WHAT THE TASK ASKS: Check every line in the records below for the word "valid" and report how many have it, nothing more.

DATA SECTION:
------------------------

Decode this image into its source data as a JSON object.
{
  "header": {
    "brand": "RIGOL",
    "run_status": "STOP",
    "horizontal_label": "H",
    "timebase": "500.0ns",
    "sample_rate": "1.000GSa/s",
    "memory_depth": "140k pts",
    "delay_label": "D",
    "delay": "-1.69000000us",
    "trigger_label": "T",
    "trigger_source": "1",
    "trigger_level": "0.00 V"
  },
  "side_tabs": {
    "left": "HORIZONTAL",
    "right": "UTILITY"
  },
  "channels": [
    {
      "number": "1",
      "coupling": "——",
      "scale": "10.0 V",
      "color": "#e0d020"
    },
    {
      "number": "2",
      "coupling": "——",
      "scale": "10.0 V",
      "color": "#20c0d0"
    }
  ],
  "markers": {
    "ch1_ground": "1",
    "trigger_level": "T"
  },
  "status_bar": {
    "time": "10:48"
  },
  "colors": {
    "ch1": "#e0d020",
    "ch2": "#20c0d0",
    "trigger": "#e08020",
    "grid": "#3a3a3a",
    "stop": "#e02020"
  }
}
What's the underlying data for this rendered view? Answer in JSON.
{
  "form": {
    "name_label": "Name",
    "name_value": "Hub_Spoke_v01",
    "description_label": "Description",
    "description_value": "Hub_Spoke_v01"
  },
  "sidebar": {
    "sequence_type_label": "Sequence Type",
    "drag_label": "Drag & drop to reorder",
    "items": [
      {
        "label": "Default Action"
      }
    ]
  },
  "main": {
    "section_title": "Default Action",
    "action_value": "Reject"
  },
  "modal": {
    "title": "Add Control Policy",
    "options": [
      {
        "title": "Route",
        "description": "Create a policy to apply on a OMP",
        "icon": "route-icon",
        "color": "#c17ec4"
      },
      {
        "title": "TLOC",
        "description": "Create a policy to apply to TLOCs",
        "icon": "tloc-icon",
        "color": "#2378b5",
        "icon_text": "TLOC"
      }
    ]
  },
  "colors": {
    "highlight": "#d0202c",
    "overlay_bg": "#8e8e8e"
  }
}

------------------------

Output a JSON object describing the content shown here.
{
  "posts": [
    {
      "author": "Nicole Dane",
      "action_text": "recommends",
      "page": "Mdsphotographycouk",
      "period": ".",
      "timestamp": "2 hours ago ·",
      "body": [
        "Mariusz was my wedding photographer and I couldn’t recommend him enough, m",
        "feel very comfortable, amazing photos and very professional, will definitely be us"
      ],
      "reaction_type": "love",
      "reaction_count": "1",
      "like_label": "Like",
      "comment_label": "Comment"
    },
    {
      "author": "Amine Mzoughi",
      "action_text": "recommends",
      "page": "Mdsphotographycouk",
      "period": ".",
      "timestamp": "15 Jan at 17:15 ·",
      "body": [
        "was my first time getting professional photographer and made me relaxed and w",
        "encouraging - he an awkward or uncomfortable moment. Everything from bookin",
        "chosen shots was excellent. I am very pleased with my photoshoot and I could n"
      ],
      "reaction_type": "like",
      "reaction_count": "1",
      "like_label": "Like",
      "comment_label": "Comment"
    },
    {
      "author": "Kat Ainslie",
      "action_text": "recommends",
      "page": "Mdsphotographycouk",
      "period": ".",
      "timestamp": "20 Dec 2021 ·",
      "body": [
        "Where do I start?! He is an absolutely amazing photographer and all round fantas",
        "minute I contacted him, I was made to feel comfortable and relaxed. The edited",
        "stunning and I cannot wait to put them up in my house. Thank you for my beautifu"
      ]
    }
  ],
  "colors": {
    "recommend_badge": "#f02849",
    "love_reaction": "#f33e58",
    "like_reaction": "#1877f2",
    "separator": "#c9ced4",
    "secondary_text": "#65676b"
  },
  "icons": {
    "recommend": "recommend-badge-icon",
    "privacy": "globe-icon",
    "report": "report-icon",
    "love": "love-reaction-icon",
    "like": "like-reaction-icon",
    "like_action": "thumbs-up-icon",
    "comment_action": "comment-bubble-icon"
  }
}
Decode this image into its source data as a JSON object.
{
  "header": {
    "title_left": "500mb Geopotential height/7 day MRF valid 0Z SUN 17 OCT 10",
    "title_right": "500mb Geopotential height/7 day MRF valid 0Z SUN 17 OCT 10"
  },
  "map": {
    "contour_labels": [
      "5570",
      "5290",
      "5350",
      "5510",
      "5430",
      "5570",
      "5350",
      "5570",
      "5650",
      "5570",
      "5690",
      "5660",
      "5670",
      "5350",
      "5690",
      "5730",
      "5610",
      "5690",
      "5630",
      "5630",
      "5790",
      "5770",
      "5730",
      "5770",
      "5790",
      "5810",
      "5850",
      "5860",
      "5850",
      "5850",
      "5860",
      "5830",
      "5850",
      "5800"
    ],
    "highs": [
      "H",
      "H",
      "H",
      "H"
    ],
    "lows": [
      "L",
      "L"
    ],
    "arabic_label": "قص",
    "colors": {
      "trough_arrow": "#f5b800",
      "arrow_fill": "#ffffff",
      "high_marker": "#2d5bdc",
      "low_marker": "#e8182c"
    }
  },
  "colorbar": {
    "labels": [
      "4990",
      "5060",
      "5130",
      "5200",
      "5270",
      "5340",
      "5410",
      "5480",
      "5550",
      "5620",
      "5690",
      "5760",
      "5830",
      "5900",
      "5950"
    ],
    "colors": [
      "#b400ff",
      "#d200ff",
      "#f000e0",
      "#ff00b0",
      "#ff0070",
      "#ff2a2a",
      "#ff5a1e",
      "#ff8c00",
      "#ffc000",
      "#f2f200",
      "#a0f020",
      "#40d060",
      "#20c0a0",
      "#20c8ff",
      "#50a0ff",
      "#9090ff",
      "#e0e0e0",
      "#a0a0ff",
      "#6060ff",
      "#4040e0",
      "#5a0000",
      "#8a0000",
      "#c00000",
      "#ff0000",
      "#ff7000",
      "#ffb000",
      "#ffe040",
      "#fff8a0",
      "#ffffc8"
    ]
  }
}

------------------------

RESPONSE TO THE TASK: 2